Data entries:
========
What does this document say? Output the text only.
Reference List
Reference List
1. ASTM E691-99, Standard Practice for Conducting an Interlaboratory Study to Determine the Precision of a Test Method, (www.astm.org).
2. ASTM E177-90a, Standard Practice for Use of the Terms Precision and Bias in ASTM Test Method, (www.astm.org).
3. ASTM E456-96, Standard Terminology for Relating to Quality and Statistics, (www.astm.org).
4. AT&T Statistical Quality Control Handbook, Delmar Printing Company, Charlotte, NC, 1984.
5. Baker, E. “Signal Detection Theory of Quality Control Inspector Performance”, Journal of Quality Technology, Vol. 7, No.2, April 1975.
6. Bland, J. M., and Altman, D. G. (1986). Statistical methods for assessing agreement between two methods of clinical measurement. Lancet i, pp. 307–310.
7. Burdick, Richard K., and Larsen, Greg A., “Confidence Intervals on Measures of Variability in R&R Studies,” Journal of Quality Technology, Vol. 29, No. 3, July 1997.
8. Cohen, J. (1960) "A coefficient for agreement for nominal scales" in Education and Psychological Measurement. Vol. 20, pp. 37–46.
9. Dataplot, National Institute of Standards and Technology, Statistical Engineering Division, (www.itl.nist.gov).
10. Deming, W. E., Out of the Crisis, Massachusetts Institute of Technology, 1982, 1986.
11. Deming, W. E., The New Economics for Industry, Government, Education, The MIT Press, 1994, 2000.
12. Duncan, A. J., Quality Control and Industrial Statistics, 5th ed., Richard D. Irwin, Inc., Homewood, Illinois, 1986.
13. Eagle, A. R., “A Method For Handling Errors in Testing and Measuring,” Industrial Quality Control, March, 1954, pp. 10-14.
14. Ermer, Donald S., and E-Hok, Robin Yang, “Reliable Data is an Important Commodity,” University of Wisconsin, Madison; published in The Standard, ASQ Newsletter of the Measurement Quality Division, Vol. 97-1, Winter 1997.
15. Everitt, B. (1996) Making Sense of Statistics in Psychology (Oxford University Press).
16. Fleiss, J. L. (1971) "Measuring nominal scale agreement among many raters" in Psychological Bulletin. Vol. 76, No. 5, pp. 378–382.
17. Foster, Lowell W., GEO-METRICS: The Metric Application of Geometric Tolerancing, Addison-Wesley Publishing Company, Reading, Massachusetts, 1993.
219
========
### [Short task]
Repeat the listing in full, keeping every line exactly as it is.

### [Exercise answer]
What does this document say? Output the text only.
Reference List
Reference List
1. ASTM E691-99, Standard Practice for Conducting an Interlaboratory Study to Determine the Precision of a Test Method, (www.astm.org).
2. ASTM E177-90a, Standard Practice for Use of the Terms Precision and Bias in ASTM Test Method, (www.astm.org).
3. ASTM E456-96, Standard Terminology for Relating to Quality and Statistics, (www.astm.org).
4. AT&T Statistical Quality Control Handbook, Delmar Printing Company, Charlotte, NC, 1984.
5. Baker, E. “Signal Detection Theory of Quality Control Inspector Performance”, Journal of Quality Technology, Vol. 7, No.2, April 1975.
6. Bland, J. M., and Altman, D. G. (1986). Statistical methods for assessing agreement between two methods of clinical measurement. Lancet i, pp. 307–310.
7. Burdick, Richard K., and Larsen, Greg A., “Confidence Intervals on Measures of Variability in R&R Studies,” Journal of Quality Technology, Vol. 29, No. 3, July 1997.
8. Cohen, J. (1960) "A coefficient for agreement for nominal scales" in Education and Psychological Measurement. Vol. 20, pp. 37–46.
9. Dataplot, National Institute of Standards and Technology, Statistical Engineering Division, (www.itl.nist.gov).
10. Deming, W. E., Out of the Crisis, Massachusetts Institute of Technology, 1982, 1986.
11. Deming, W. E., The New Economics for Industry, Government, Education, The MIT Press, 1994, 2000.
12. Duncan, A. J., Quality Control and Industrial Statistics, 5th ed., Richard D. Irwin, Inc., Homewood, Illinois, 1986.
13. Eagle, A. R., “A Method For Handling Errors in Testing and Measuring,” Industrial Quality Control, March, 1954, pp. 10-14.
14. Ermer, Donald S., and E-Hok, Robin Yang, “Reliable Data is an Important Commodity,” University of Wisconsin, Madison; published in The Standard, ASQ Newsletter of the Measurement Quality Division, Vol. 97-1, Winter 1997.
15. Everitt, B. (1996) Making Sense of Statistics in Psychology (Oxford University Press).
16. Fleiss, J. L. (1971) "Measuring nominal scale agreement among many raters" in Psychological Bulletin. Vol. 76, No. 5, pp. 378–382.
17. Foster, Lowell W., GEO-METRICS: The Metric Application of Geometric Tolerancing, Addison-Wesley Publishing Company, Reading, Massachusetts, 1993.
219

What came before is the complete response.